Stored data

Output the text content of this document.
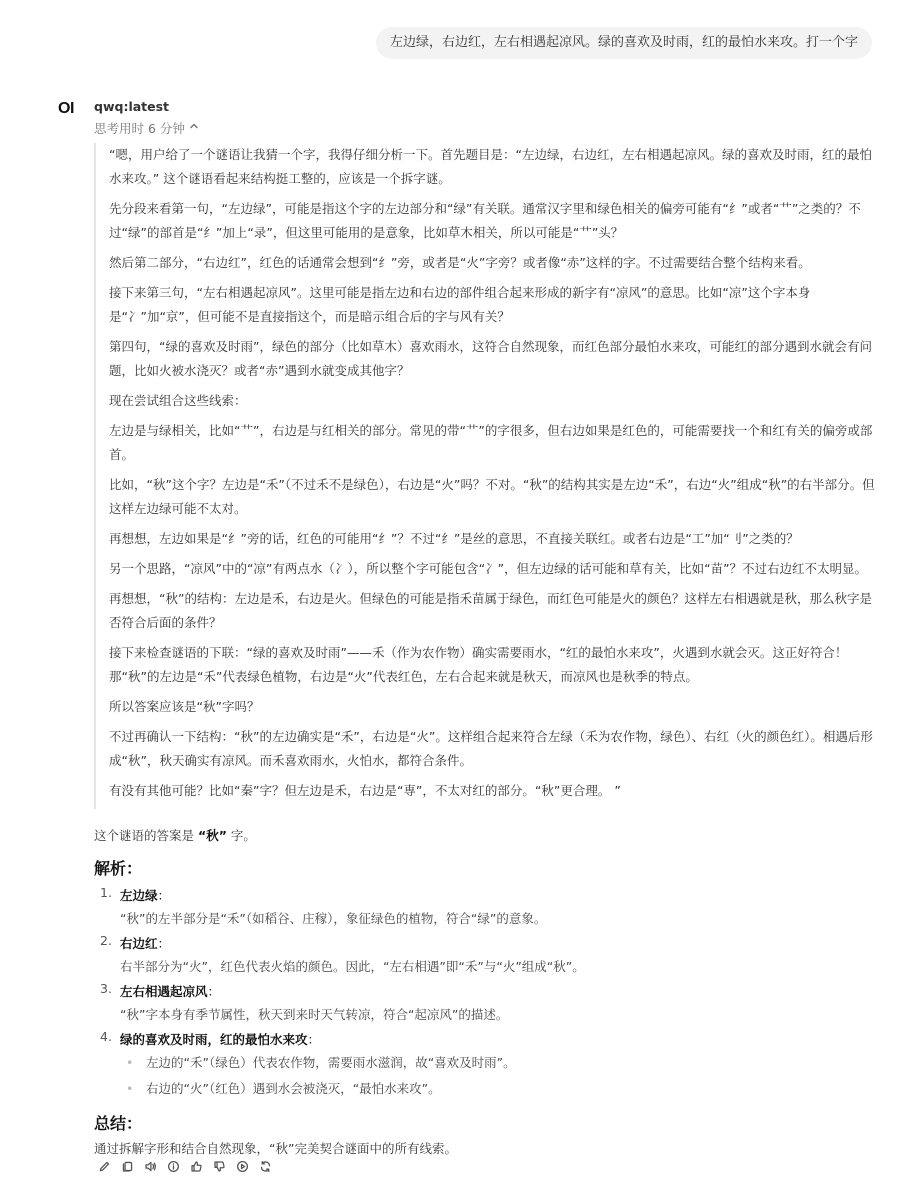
左边绿，右边红，左右相遇起凉风。绿的喜欢及时雨，红的最怕水来攻。打一个字
OI qwq:latest
思考用时 6 分钟

“嗯，用户给了一个谜语让我猜一个字，我得仔细分析一下。首先题目是：“左边绿，右边红，左右相遇起凉风。绿的喜欢及时雨，红的最怕水来攻。” 这个谜语看起来结构挺工整的，应该是一个拆字谜。

先分段来看第一句，“左边绿”，可能是指这个字的左边部分和“绿”有关联。通常汉字里和绿色相关的偏旁可能有“纟”或者“艹”之类的？不过“绿”的部首是“纟”加上“录”，但这里可能用的是意象，比如草木相关，所以可能是“艹”头？

然后第二部分，“右边红”，红色的话通常会想到“纟”旁，或者是“火”字旁？或者像“赤”这样的字。不过需要结合整个结构来看。

接下来第三句，“左右相遇起凉风”。这里可能是指左边和右边的部件组合起来形成的新字有“凉风”的意思。比如“凉”这个字本身是“冫”加“京”，但可能不是直接指这个，而是暗示组合后的字与风有关？

第四句，“绿的喜欢及时雨”，绿色的部分（比如草木）喜欢雨水，这符合自然现象，而红色部分最怕水来攻，可能红的部分遇到水就会有问题，比如火被水浇灭？或者“赤”遇到水就变成其他字？

现在尝试组合这些线索：

左边是与绿相关，比如“艹”，右边是与红相关的部分。常见的带“艹”的字很多，但右边如果是红色的，可能需要找一个和红有关的偏旁或部首。

比如，“秋”这个字？左边是“禾”（不过禾不是绿色），右边是“火”吗？不对。“秋”的结构其实是左边“禾”，右边“火”组成“秋”的右半部分。但这样左边绿可能不太对。

再想想，左边如果是“纟”旁的话，红色的可能用“纟”？不过“纟”是丝的意思，不直接关联红。或者右边是“工”加“刂”之类的？

另一个思路，“凉风”中的“凉”有两点水（冫），所以整个字可能包含“冫”，但左边绿的话可能和草有关，比如“苗”？不过右边红不太明显。

再想想，“秋”的结构：左边是禾，右边是火。但绿色的可能是指禾苗属于绿色，而红色可能是火的颜色？这样左右相遇就是秋，那么秋字是否符合后面的条件？

接下来检查谜语的下联：“绿的喜欢及时雨”——禾（作为农作物）确实需要雨水，“红的最怕水来攻”，火遇到水就会灭。这正好符合！那“秋”的左边是“禾”代表绿色植物，右边是“火”代表红色，左右合起来就是秋天，而凉风也是秋季的特点。

所以答案应该是“秋”字吗？

不过再确认一下结构：“秋”的左边确实是“禾”，右边是“火”。这样组合起来符合左绿（禾为农作物，绿色）、右红（火的颜色红）。相遇后形成“秋”，秋天确实有凉风。而禾喜欢雨水，火怕水，都符合条件。

有没有其他可能？比如“秦”字？但左边是禾，右边是“専”，不太对红的部分。“秋”更合理。 ”

这个谜语的答案是 “秋” 字。

解析：
1. 左边绿：
“秋”的左半部分是“禾”（如稻谷、庄稼），象征绿色的植物，符合“绿”的意象。
2. 右边红：
右半部分为“火”，红色代表火焰的颜色。因此，“左右相遇”即“禾”与“火”组成“秋”。
3. 左右相遇起凉风：
“秋”字本身有季节属性，秋天到来时天气转凉，符合“起凉风”的描述。
4. 绿的喜欢及时雨，红的最怕水来攻：
• 左边的“禾”（绿色）代表农作物，需要雨水滋润，故“喜欢及时雨”。
• 右边的“火”（红色）遇到水会被浇灭，“最怕水来攻”。
总结：

通过拆解字形和结合自然现象，“秋”完美契合谜面中的所有线索。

WRITTEN INSTRUCTION: Go through the data and count each line that has the word "绿的喜欢及时雨", then give the total alone.

EXERCISE RESPONSE: 5